▸ WRITTEN REQUEST
Transcribe every line exactly. Leave the pictures behind.

▸ TASK INPUT
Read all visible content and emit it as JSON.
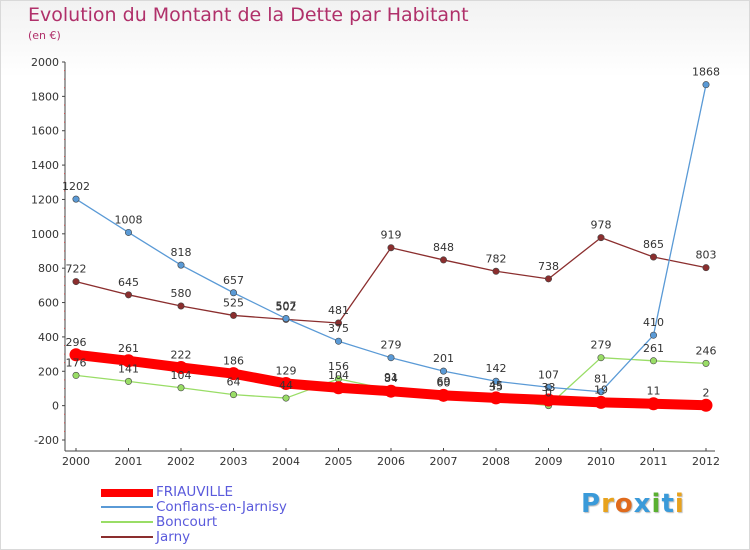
{
  "title": "Evolution du Montant de la Dette par Habitant",
  "subtitle": "(en €)",
  "logo": {
    "text": "Proxiti",
    "colors": [
      "#3a9ad9",
      "#e8a21c",
      "#e06a1c",
      "#3a9ad9",
      "#5ab030",
      "#3a9ad9",
      "#e8a21c"
    ]
  },
  "chart_data": {
    "type": "line",
    "x": [
      2000,
      2001,
      2002,
      2003,
      2004,
      2005,
      2006,
      2007,
      2008,
      2009,
      2010,
      2011,
      2012
    ],
    "ylim": [
      -200,
      2000
    ],
    "yticks": [
      -200,
      0,
      200,
      400,
      600,
      800,
      1000,
      1200,
      1400,
      1600,
      1800,
      2000
    ],
    "grid": false,
    "legend_position": "bottom-left",
    "series": [
      {
        "name": "FRIAUVILLE",
        "color": "#ff0000",
        "values": [
          296,
          261,
          222,
          186,
          129,
          104,
          84,
          60,
          45,
          33,
          19,
          11,
          2
        ],
        "labels": [
          "296",
          "261",
          "222",
          "186",
          "129",
          "104",
          "84",
          "60",
          "45",
          "33",
          "19",
          "11",
          "2"
        ]
      },
      {
        "name": "Conflans-en-Jarnisy",
        "color": "#5a9ad6",
        "values": [
          1202,
          1008,
          818,
          657,
          507,
          375,
          279,
          201,
          142,
          107,
          81,
          410,
          1868
        ],
        "labels": [
          "1202",
          "1008",
          "818",
          "657",
          "507",
          "375",
          "279",
          "201",
          "142",
          "107",
          "81",
          "410",
          "1868"
        ]
      },
      {
        "name": "Boncourt",
        "color": "#99dd66",
        "values": [
          176,
          141,
          104,
          64,
          44,
          156,
          91,
          69,
          35,
          0,
          279,
          261,
          246
        ],
        "labels": [
          "176",
          "141",
          "104",
          "64",
          "44",
          "156",
          "91",
          "69",
          "35",
          "0",
          "279",
          "261",
          "246"
        ]
      },
      {
        "name": "Jarny",
        "color": "#8b2e2e",
        "values": [
          722,
          645,
          580,
          525,
          502,
          481,
          919,
          848,
          782,
          738,
          978,
          865,
          803
        ],
        "labels": [
          "722",
          "645",
          "580",
          "525",
          "502",
          "481",
          "919",
          "848",
          "782",
          "738",
          "978",
          "865",
          "803"
        ]
      }
    ]
  }
}
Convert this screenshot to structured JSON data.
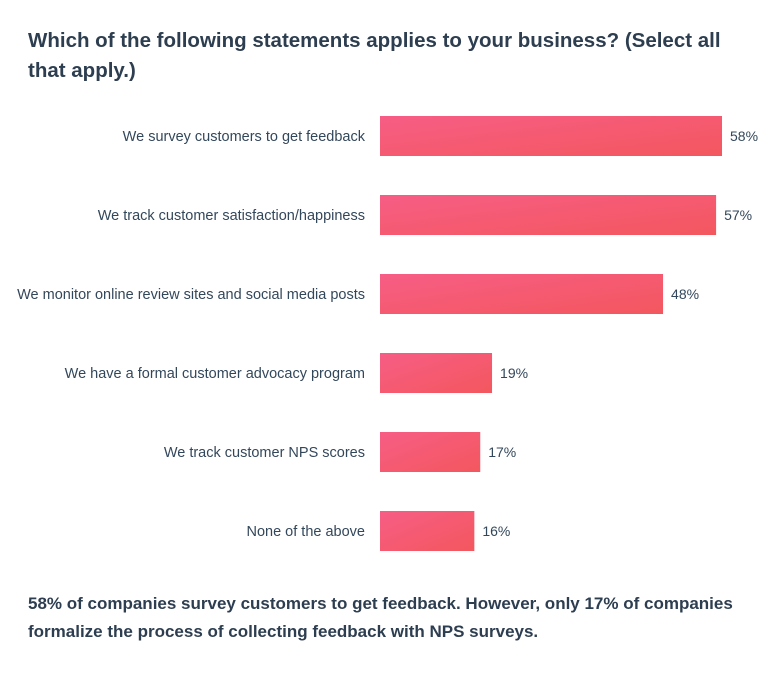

▸ PROBLEM SOLUTION
Read all visible content and emit it as JSON.
{
  "title": "Evolution du Montant de la Dette par Habitant",
  "subtitle": "(en €)",
  "logo": {
    "text": "Proxiti",
    "colors": [
      "#3a9ad9",
      "#e8a21c",
      "#e06a1c",
      "#3a9ad9",
      "#5ab030",
      "#3a9ad9",
      "#e8a21c"
    ]
  },
  "chart_data": {
    "type": "line",
    "x": [
      2000,
      2001,
      2002,
      2003,
      2004,
      2005,
      2006,
      2007,
      2008,
      2009,
      2010,
      2011,
      2012
    ],
    "ylim": [
      -200,
      2000
    ],
    "yticks": [
      -200,
      0,
      200,
      400,
      600,
      800,
      1000,
      1200,
      1400,
      1600,
      1800,
      2000
    ],
    "grid": false,
    "legend_position": "bottom-left",
    "series": [
      {
        "name": "FRIAUVILLE",
        "color": "#ff0000",
        "values": [
          296,
          261,
          222,
          186,
          129,
          104,
          84,
          60,
          45,
          33,
          19,
          11,
          2
        ],
        "labels": [
          "296",
          "261",
          "222",
          "186",
          "129",
          "104",
          "84",
          "60",
          "45",
          "33",
          "19",
          "11",
          "2"
        ]
      },
      {
        "name": "Conflans-en-Jarnisy",
        "color": "#5a9ad6",
        "values": [
          1202,
          1008,
          818,
          657,
          507,
          375,
          279,
          201,
          142,
          107,
          81,
          410,
          1868
        ],
        "labels": [
          "1202",
          "1008",
          "818",
          "657",
          "507",
          "375",
          "279",
          "201",
          "142",
          "107",
          "81",
          "410",
          "1868"
        ]
      },
      {
        "name": "Boncourt",
        "color": "#99dd66",
        "values": [
          176,
          141,
          104,
          64,
          44,
          156,
          91,
          69,
          35,
          0,
          279,
          261,
          246
        ],
        "labels": [
          "176",
          "141",
          "104",
          "64",
          "44",
          "156",
          "91",
          "69",
          "35",
          "0",
          "279",
          "261",
          "246"
        ]
      },
      {
        "name": "Jarny",
        "color": "#8b2e2e",
        "values": [
          722,
          645,
          580,
          525,
          502,
          481,
          919,
          848,
          782,
          738,
          978,
          865,
          803
        ],
        "labels": [
          "722",
          "645",
          "580",
          "525",
          "502",
          "481",
          "919",
          "848",
          "782",
          "738",
          "978",
          "865",
          "803"
        ]
      }
    ]
  }
}
Convert this screenshot to structured JSON data.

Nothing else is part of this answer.